> _TO BE DONE_:
Scan the lines below for the string "points" and copy every one that has it.

> _RAW RECORDS_:

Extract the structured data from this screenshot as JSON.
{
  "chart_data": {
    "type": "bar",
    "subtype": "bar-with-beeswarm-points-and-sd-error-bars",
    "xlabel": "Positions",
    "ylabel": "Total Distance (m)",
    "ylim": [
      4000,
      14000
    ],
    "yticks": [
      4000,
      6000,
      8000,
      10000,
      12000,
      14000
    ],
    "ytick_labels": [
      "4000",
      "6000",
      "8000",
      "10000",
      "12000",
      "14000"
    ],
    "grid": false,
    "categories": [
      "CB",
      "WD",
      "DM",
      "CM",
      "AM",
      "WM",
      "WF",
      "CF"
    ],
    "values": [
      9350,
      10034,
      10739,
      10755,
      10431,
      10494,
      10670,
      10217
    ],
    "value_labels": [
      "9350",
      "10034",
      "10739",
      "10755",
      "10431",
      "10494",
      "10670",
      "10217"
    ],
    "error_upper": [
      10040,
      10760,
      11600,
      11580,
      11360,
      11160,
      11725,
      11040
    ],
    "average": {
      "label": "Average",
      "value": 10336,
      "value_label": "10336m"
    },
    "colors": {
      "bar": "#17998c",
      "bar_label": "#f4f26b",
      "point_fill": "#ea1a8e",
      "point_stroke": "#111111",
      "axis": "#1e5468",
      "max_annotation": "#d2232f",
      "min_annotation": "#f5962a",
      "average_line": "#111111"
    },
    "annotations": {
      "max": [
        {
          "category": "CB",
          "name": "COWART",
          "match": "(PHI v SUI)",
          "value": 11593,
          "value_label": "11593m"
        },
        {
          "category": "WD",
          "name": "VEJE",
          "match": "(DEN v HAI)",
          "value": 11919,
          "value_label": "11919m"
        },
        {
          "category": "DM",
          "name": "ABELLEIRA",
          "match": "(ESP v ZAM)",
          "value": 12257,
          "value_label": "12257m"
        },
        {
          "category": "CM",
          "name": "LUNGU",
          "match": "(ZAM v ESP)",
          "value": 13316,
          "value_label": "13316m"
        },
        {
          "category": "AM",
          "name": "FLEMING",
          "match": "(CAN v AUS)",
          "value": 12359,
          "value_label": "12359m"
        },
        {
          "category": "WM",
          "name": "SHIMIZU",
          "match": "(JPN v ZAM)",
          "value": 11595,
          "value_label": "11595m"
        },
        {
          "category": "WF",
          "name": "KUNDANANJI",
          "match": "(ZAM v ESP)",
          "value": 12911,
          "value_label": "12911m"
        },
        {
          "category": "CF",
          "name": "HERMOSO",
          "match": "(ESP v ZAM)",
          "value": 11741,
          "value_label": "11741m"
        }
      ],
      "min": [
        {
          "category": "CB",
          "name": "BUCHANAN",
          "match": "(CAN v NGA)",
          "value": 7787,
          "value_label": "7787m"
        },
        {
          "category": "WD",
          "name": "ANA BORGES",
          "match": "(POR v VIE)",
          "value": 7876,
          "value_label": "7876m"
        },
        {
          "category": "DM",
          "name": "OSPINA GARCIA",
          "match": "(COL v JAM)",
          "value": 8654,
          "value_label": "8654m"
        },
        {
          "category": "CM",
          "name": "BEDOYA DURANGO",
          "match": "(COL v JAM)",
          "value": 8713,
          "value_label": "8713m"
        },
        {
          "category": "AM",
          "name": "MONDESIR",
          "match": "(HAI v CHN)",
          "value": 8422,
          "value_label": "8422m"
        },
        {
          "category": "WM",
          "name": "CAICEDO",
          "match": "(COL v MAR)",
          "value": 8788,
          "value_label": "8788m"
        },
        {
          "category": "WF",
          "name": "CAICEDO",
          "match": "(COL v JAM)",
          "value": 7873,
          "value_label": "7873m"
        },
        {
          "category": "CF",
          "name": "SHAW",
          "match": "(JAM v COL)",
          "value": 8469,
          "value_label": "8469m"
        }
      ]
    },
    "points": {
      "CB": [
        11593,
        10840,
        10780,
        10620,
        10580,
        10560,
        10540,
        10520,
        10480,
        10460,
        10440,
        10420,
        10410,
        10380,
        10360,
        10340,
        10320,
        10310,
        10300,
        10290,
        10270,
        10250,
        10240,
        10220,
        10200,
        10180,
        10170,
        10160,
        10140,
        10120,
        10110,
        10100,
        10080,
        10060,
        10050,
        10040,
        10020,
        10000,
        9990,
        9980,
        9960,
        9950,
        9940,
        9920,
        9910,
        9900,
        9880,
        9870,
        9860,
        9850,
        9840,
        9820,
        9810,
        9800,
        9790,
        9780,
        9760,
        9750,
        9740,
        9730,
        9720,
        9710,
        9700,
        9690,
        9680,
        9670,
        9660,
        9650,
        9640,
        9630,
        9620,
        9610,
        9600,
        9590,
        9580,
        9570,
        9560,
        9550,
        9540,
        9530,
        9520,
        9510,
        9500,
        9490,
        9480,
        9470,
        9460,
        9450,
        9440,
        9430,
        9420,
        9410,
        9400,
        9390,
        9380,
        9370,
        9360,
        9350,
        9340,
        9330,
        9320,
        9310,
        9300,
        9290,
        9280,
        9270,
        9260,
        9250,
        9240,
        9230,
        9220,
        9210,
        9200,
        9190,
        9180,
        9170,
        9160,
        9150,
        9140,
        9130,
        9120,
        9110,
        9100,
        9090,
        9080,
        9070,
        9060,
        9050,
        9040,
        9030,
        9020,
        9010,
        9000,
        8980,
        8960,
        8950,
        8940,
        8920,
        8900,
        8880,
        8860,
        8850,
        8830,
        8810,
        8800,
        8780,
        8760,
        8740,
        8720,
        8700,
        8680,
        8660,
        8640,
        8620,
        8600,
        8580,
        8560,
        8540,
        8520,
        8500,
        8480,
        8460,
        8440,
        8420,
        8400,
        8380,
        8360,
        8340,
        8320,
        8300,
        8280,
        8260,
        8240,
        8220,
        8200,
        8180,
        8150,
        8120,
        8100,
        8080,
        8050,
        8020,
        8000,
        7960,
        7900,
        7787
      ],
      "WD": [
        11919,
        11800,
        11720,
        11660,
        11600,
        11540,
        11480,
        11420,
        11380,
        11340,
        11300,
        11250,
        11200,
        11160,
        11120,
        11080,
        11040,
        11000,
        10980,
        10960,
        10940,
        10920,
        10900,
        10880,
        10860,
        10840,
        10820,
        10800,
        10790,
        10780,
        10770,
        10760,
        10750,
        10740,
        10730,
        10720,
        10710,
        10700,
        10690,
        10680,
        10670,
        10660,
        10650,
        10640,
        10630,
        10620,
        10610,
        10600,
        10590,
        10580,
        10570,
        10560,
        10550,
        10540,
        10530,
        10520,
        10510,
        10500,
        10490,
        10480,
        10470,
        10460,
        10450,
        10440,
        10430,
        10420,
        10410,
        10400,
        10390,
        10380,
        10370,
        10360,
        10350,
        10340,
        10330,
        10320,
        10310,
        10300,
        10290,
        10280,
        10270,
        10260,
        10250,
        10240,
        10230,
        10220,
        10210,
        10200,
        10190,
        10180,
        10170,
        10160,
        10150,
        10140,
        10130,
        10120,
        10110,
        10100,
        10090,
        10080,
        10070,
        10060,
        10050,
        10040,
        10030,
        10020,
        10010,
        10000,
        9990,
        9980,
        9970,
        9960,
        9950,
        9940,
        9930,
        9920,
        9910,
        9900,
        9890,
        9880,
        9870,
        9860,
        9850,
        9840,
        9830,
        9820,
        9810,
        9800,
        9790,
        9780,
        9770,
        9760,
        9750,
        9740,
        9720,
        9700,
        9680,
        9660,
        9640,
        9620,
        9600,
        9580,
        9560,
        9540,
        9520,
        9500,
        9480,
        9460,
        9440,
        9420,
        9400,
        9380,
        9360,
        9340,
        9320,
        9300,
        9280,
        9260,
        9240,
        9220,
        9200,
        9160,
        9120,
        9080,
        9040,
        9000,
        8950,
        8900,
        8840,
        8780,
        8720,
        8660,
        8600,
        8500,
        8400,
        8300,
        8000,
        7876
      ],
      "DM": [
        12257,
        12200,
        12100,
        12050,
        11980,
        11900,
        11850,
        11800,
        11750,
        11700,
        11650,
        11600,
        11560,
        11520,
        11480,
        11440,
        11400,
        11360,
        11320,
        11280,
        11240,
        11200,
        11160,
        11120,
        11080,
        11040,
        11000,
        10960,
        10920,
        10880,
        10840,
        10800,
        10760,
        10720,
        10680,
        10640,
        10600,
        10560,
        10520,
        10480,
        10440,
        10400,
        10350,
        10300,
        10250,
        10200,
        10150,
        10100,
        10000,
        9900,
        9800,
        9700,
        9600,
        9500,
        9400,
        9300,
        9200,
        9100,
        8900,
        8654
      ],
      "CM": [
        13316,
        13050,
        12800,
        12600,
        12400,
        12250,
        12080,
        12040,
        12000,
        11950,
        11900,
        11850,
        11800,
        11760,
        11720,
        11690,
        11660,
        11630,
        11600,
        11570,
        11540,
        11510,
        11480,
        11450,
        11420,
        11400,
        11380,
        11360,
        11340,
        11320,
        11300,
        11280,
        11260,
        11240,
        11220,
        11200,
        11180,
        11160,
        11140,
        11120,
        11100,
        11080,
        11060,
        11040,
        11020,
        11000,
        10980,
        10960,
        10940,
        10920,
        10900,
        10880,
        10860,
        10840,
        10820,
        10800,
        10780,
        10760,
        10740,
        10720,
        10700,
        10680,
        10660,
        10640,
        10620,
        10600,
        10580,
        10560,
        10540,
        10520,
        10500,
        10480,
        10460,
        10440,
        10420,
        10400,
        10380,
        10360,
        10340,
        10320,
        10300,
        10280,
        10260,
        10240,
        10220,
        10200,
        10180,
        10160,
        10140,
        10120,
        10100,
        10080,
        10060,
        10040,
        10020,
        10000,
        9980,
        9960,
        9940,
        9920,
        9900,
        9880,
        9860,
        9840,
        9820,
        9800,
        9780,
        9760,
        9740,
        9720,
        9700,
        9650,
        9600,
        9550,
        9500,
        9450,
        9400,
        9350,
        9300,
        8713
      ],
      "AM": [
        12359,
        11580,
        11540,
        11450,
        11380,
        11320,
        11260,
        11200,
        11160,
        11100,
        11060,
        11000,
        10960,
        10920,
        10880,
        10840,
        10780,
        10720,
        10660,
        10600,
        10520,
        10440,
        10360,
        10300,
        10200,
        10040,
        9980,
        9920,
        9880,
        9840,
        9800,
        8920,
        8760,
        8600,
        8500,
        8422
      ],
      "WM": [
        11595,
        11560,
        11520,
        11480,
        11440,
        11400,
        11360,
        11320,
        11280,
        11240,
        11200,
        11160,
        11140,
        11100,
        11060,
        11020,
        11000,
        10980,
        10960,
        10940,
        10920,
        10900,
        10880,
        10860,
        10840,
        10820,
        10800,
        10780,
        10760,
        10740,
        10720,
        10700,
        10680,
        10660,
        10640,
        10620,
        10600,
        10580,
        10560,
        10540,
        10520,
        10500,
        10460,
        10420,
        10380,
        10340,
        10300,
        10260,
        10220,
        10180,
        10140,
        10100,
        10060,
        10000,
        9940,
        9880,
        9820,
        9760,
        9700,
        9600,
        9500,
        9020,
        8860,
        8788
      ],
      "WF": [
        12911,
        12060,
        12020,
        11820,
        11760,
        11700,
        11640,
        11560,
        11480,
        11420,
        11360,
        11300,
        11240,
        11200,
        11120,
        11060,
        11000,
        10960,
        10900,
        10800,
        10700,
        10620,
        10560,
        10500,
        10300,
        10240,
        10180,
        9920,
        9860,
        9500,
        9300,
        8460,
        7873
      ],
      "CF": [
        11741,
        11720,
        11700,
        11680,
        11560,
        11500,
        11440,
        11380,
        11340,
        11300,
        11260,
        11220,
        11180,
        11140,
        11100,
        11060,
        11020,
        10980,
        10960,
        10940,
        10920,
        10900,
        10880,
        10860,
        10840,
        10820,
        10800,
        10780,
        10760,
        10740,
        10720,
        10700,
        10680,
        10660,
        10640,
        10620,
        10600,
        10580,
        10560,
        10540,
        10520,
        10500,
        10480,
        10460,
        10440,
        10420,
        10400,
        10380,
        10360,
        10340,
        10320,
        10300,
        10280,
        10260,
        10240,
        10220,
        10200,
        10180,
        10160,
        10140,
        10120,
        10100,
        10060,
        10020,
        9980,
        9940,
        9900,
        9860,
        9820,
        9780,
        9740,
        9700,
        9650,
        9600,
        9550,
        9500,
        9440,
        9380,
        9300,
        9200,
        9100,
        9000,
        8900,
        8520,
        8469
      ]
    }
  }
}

> _THE COMPLETED TASK_:
    "subtype": "bar-with-beeswarm-points-and-sd-error-bars",
    "points": {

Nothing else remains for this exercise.